= MATERIAL SHOWN =
──────────

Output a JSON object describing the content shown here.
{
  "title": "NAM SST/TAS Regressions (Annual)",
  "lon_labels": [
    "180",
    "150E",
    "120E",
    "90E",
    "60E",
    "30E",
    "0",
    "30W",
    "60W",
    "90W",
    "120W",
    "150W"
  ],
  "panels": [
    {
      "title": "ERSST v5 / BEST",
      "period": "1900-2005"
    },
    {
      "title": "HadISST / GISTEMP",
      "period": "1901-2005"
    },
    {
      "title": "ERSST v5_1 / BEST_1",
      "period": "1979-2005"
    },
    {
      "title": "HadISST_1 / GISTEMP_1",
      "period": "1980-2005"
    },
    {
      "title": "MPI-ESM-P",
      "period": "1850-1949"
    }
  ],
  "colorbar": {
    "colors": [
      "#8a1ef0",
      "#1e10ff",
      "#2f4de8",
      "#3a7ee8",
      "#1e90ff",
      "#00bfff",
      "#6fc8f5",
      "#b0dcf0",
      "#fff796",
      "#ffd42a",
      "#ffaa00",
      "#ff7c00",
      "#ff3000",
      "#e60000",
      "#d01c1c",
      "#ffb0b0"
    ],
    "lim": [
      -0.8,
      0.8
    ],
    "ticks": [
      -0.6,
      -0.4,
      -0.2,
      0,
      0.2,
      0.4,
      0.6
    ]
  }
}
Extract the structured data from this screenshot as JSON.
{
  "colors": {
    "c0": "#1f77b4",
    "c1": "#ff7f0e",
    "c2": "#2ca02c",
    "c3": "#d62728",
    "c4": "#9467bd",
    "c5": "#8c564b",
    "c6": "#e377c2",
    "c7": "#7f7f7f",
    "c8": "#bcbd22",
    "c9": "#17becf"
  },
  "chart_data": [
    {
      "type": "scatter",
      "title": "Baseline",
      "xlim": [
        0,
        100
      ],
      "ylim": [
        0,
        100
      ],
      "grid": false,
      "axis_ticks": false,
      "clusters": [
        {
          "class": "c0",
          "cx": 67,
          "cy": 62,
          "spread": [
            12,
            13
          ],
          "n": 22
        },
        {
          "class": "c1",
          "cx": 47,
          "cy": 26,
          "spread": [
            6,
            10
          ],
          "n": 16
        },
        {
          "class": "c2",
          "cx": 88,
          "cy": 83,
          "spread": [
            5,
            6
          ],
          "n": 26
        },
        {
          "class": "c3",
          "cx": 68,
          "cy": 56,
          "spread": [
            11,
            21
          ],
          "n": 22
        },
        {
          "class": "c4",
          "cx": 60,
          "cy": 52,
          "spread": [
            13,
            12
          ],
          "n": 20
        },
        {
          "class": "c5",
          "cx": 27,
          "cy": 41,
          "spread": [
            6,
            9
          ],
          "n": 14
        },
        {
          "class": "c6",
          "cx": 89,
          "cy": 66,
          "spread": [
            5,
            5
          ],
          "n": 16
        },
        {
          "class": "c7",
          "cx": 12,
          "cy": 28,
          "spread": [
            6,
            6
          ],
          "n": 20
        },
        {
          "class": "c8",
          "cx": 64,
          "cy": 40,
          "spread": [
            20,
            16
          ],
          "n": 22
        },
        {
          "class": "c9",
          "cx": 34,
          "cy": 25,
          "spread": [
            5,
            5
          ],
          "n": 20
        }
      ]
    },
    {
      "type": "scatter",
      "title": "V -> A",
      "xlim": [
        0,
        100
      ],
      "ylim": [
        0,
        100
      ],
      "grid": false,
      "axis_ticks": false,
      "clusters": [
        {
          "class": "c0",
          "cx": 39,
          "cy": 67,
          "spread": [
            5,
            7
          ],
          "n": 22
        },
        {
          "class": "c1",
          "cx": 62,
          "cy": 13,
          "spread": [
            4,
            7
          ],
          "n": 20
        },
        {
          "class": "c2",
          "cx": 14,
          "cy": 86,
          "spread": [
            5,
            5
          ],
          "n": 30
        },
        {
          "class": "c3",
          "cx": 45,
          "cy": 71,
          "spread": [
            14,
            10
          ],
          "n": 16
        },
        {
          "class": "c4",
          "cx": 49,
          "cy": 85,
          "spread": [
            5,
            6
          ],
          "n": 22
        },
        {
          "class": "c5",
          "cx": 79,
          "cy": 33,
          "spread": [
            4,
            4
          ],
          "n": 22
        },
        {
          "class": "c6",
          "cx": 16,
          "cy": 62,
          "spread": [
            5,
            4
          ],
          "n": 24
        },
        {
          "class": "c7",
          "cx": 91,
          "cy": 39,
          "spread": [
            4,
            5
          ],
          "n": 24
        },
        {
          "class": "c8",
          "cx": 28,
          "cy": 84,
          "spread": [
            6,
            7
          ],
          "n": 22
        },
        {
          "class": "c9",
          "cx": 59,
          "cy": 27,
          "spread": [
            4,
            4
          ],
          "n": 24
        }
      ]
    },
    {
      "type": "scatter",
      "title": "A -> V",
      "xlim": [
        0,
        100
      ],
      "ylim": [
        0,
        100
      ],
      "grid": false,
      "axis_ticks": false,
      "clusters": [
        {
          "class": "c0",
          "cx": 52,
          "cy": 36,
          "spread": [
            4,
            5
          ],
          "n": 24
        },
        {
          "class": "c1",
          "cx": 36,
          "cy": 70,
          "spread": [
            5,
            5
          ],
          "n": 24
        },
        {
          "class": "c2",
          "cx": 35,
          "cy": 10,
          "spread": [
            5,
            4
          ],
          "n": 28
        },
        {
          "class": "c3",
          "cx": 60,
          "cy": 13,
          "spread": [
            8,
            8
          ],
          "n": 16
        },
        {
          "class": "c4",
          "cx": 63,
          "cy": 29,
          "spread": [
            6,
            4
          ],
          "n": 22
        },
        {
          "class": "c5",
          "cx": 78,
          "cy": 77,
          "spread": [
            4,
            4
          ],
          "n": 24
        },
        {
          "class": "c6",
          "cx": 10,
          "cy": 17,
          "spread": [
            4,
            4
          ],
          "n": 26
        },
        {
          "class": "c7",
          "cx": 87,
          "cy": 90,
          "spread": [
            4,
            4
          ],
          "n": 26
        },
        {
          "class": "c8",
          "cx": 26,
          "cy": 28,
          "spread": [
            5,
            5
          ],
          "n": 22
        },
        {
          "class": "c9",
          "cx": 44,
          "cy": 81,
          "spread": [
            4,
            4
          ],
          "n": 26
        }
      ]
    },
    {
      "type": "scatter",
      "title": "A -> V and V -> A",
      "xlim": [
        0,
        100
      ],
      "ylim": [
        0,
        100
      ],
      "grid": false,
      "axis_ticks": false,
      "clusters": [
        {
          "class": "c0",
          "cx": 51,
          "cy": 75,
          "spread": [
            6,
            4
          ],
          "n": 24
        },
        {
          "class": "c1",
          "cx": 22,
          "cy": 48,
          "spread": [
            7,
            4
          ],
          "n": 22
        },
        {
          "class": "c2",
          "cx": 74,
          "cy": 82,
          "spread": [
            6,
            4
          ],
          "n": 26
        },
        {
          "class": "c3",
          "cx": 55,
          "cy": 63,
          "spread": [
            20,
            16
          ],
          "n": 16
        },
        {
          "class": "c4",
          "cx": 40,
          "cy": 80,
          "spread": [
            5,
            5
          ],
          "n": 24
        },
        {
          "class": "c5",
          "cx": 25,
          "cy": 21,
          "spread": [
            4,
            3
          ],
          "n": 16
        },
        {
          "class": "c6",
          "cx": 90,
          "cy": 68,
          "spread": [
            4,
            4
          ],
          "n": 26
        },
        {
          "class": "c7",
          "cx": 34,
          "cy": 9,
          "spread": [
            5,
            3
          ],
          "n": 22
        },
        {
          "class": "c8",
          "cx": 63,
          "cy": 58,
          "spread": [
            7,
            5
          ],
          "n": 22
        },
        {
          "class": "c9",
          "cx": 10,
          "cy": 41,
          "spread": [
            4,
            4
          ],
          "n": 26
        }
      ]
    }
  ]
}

──────────

= SHORT EXERCISE =
Output all of the data above without any alteration.

= FULL ANSWER =
Output a JSON object describing the content shown here.
{
  "title": "NAM SST/TAS Regressions (Annual)",
  "lon_labels": [
    "180",
    "150E",
    "120E",
    "90E",
    "60E",
    "30E",
    "0",
    "30W",
    "60W",
    "90W",
    "120W",
    "150W"
  ],
  "panels": [
    {
      "title": "ERSST v5 / BEST",
      "period": "1900-2005"
    },
    {
      "title": "HadISST / GISTEMP",
      "period": "1901-2005"
    },
    {
      "title": "ERSST v5_1 / BEST_1",
      "period": "1979-2005"
    },
    {
      "title": "HadISST_1 / GISTEMP_1",
      "period": "1980-2005"
    },
    {
      "title": "MPI-ESM-P",
      "period": "1850-1949"
    }
  ],
  "colorbar": {
    "colors": [
      "#8a1ef0",
      "#1e10ff",
      "#2f4de8",
      "#3a7ee8",
      "#1e90ff",
      "#00bfff",
      "#6fc8f5",
      "#b0dcf0",
      "#fff796",
      "#ffd42a",
      "#ffaa00",
      "#ff7c00",
      "#ff3000",
      "#e60000",
      "#d01c1c",
      "#ffb0b0"
    ],
    "lim": [
      -0.8,
      0.8
    ],
    "ticks": [
      -0.6,
      -0.4,
      -0.2,
      0,
      0.2,
      0.4,
      0.6
    ]
  }
}
Extract the structured data from this screenshot as JSON.
{
  "colors": {
    "c0": "#1f77b4",
    "c1": "#ff7f0e",
    "c2": "#2ca02c",
    "c3": "#d62728",
    "c4": "#9467bd",
    "c5": "#8c564b",
    "c6": "#e377c2",
    "c7": "#7f7f7f",
    "c8": "#bcbd22",
    "c9": "#17becf"
  },
  "chart_data": [
    {
      "type": "scatter",
      "title": "Baseline",
      "xlim": [
        0,
        100
      ],
      "ylim": [
        0,
        100
      ],
      "grid": false,
      "axis_ticks": false,
      "clusters": [
        {
          "class": "c0",
          "cx": 67,
          "cy": 62,
          "spread": [
            12,
            13
          ],
          "n": 22
        },
        {
          "class": "c1",
          "cx": 47,
          "cy": 26,
          "spread": [
            6,
            10
          ],
          "n": 16
        },
        {
          "class": "c2",
          "cx": 88,
          "cy": 83,
          "spread": [
            5,
            6
          ],
          "n": 26
        },
        {
          "class": "c3",
          "cx": 68,
          "cy": 56,
          "spread": [
            11,
            21
          ],
          "n": 22
        },
        {
          "class": "c4",
          "cx": 60,
          "cy": 52,
          "spread": [
            13,
            12
          ],
          "n": 20
        },
        {
          "class": "c5",
          "cx": 27,
          "cy": 41,
          "spread": [
            6,
            9
          ],
          "n": 14
        },
        {
          "class": "c6",
          "cx": 89,
          "cy": 66,
          "spread": [
            5,
            5
          ],
          "n": 16
        },
        {
          "class": "c7",
          "cx": 12,
          "cy": 28,
          "spread": [
            6,
            6
          ],
          "n": 20
        },
        {
          "class": "c8",
          "cx": 64,
          "cy": 40,
          "spread": [
            20,
            16
          ],
          "n": 22
        },
        {
          "class": "c9",
          "cx": 34,
          "cy": 25,
          "spread": [
            5,
            5
          ],
          "n": 20
        }
      ]
    },
    {
      "type": "scatter",
      "title": "V -> A",
      "xlim": [
        0,
        100
      ],
      "ylim": [
        0,
        100
      ],
      "grid": false,
      "axis_ticks": false,
      "clusters": [
        {
          "class": "c0",
          "cx": 39,
          "cy": 67,
          "spread": [
            5,
            7
          ],
          "n": 22
        },
        {
          "class": "c1",
          "cx": 62,
          "cy": 13,
          "spread": [
            4,
            7
          ],
          "n": 20
        },
        {
          "class": "c2",
          "cx": 14,
          "cy": 86,
          "spread": [
            5,
            5
          ],
          "n": 30
        },
        {
          "class": "c3",
          "cx": 45,
          "cy": 71,
          "spread": [
            14,
            10
          ],
          "n": 16
        },
        {
          "class": "c4",
          "cx": 49,
          "cy": 85,
          "spread": [
            5,
            6
          ],
          "n": 22
        },
        {
          "class": "c5",
          "cx": 79,
          "cy": 33,
          "spread": [
            4,
            4
          ],
          "n": 22
        },
        {
          "class": "c6",
          "cx": 16,
          "cy": 62,
          "spread": [
            5,
            4
          ],
          "n": 24
        },
        {
          "class": "c7",
          "cx": 91,
          "cy": 39,
          "spread": [
            4,
            5
          ],
          "n": 24
        },
        {
          "class": "c8",
          "cx": 28,
          "cy": 84,
          "spread": [
            6,
            7
          ],
          "n": 22
        },
        {
          "class": "c9",
          "cx": 59,
          "cy": 27,
          "spread": [
            4,
            4
          ],
          "n": 24
        }
      ]
    },
    {
      "type": "scatter",
      "title": "A -> V",
      "xlim": [
        0,
        100
      ],
      "ylim": [
        0,
        100
      ],
      "grid": false,
      "axis_ticks": false,
      "clusters": [
        {
          "class": "c0",
          "cx": 52,
          "cy": 36,
          "spread": [
            4,
            5
          ],
          "n": 24
        },
        {
          "class": "c1",
          "cx": 36,
          "cy": 70,
          "spread": [
            5,
            5
          ],
          "n": 24
        },
        {
          "class": "c2",
          "cx": 35,
          "cy": 10,
          "spread": [
            5,
            4
          ],
          "n": 28
        },
        {
          "class": "c3",
          "cx": 60,
          "cy": 13,
          "spread": [
            8,
            8
          ],
          "n": 16
        },
        {
          "class": "c4",
          "cx": 63,
          "cy": 29,
          "spread": [
            6,
            4
          ],
          "n": 22
        },
        {
          "class": "c5",
          "cx": 78,
          "cy": 77,
          "spread": [
            4,
            4
          ],
          "n": 24
        },
        {
          "class": "c6",
          "cx": 10,
          "cy": 17,
          "spread": [
            4,
            4
          ],
          "n": 26
        },
        {
          "class": "c7",
          "cx": 87,
          "cy": 90,
          "spread": [
            4,
            4
          ],
          "n": 26
        },
        {
          "class": "c8",
          "cx": 26,
          "cy": 28,
          "spread": [
            5,
            5
          ],
          "n": 22
        },
        {
          "class": "c9",
          "cx": 44,
          "cy": 81,
          "spread": [
            4,
            4
          ],
          "n": 26
        }
      ]
    },
    {
      "type": "scatter",
      "title": "A -> V and V -> A",
      "xlim": [
        0,
        100
      ],
      "ylim": [
        0,
        100
      ],
      "grid": false,
      "axis_ticks": false,
      "clusters": [
        {
          "class": "c0",
          "cx": 51,
          "cy": 75,
          "spread": [
            6,
            4
          ],
          "n": 24
        },
        {
          "class": "c1",
          "cx": 22,
          "cy": 48,
          "spread": [
            7,
            4
          ],
          "n": 22
        },
        {
          "class": "c2",
          "cx": 74,
          "cy": 82,
          "spread": [
            6,
            4
          ],
          "n": 26
        },
        {
          "class": "c3",
          "cx": 55,
          "cy": 63,
          "spread": [
            20,
            16
          ],
          "n": 16
        },
        {
          "class": "c4",
          "cx": 40,
          "cy": 80,
          "spread": [
            5,
            5
          ],
          "n": 24
        },
        {
          "class": "c5",
          "cx": 25,
          "cy": 21,
          "spread": [
            4,
            3
          ],
          "n": 16
        },
        {
          "class": "c6",
          "cx": 90,
          "cy": 68,
          "spread": [
            4,
            4
          ],
          "n": 26
        },
        {
          "class": "c7",
          "cx": 34,
          "cy": 9,
          "spread": [
            5,
            3
          ],
          "n": 22
        },
        {
          "class": "c8",
          "cx": 63,
          "cy": 58,
          "spread": [
            7,
            5
          ],
          "n": 22
        },
        {
          "class": "c9",
          "cx": 10,
          "cy": 41,
          "spread": [
            4,
            4
          ],
          "n": 26
        }
      ]
    }
  ]
}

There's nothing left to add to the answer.